§ Dataset items:
◆ ◆ ◆ ◆ ◆
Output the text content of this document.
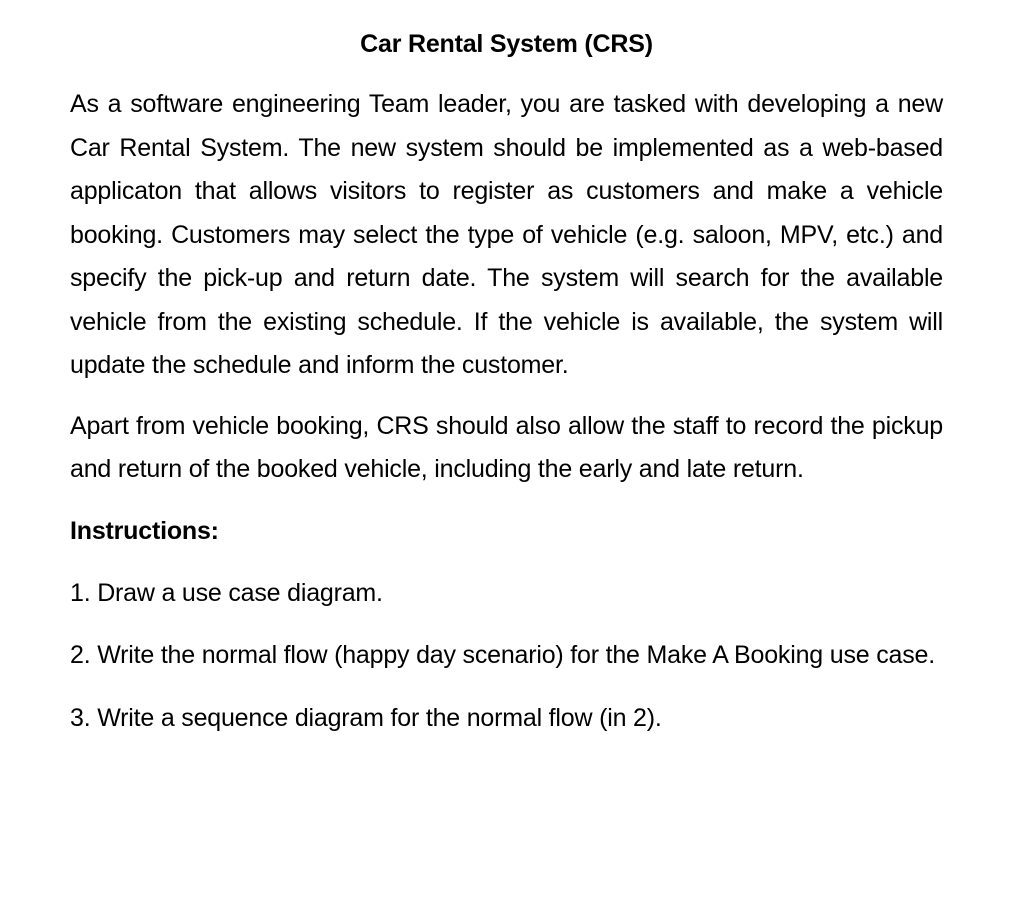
Car Rental System (CRS)

As a software engineering Team leader, you are tasked with developing a new Car Rental System. The new system should be implemented as a web-based applicaton that allows visitors to register as customers and make a vehicle booking. Customers may select the type of vehicle (e.g. saloon, MPV, etc.) and specify the pick-up and return date. The system will search for the available vehicle from the existing schedule. If the vehicle is available, the system will update the schedule and inform the customer.

Apart from vehicle booking, CRS should also allow the staff to record the pickup and return of the booked vehicle, including the early and late return.

Instructions:

1. Draw a use case diagram.

2. Write the normal flow (happy day scenario) for the Make A Booking use case.

3. Write a sequence diagram for the normal flow (in 2).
◆ ◆ ◆ ◆ ◆
§ Task to carry out:
Work out how many lines in the records above contain the word "diagram", and give only that number.

§ Reply:
2